EXERCISE OBJECTIVE >> Write out each line of the listing as it stands, without the images.

PROVIDED ENTRIES >>

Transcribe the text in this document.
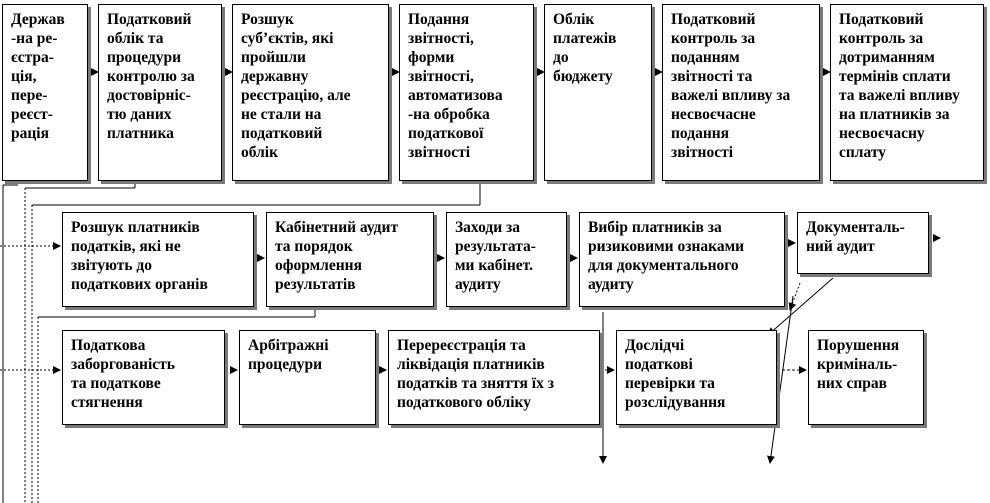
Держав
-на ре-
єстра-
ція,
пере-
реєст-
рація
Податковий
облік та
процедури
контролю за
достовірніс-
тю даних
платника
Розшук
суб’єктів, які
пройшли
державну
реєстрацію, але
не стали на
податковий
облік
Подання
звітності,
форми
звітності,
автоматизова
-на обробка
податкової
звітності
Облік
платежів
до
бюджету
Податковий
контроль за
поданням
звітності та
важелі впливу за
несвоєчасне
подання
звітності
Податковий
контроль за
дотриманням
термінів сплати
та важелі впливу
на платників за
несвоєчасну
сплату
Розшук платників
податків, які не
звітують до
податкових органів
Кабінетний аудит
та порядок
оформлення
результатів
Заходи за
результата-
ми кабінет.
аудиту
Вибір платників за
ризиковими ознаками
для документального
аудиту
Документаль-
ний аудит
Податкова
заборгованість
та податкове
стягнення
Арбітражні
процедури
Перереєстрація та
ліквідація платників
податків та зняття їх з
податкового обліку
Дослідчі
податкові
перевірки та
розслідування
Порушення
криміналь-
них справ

THE SOLUTION >>
Transcribe the text in this document.
Держав
-на ре-
єстра-
ція,
пере-
реєст-
рація
Податковий
облік та
процедури
контролю за
достовірніс-
тю даних
платника
Розшук
суб’єктів, які
пройшли
державну
реєстрацію, але
не стали на
податковий
облік
Подання
звітності,
форми
звітності,
автоматизова
-на обробка
податкової
звітності
Облік
платежів
до
бюджету
Податковий
контроль за
поданням
звітності та
важелі впливу за
несвоєчасне
подання
звітності
Податковий
контроль за
дотриманням
термінів сплати
та важелі впливу
на платників за
несвоєчасну
сплату
Розшук платників
податків, які не
звітують до
податкових органів
Кабінетний аудит
та порядок
оформлення
результатів
Заходи за
результата-
ми кабінет.
аудиту
Вибір платників за
ризиковими ознаками
для документального
аудиту
Документаль-
ний аудит
Податкова
заборгованість
та податкове
стягнення
Арбітражні
процедури
Перереєстрація та
ліквідація платників
податків та зняття їх з
податкового обліку
Дослідчі
податкові
перевірки та
розслідування
Порушення
криміналь-
них справ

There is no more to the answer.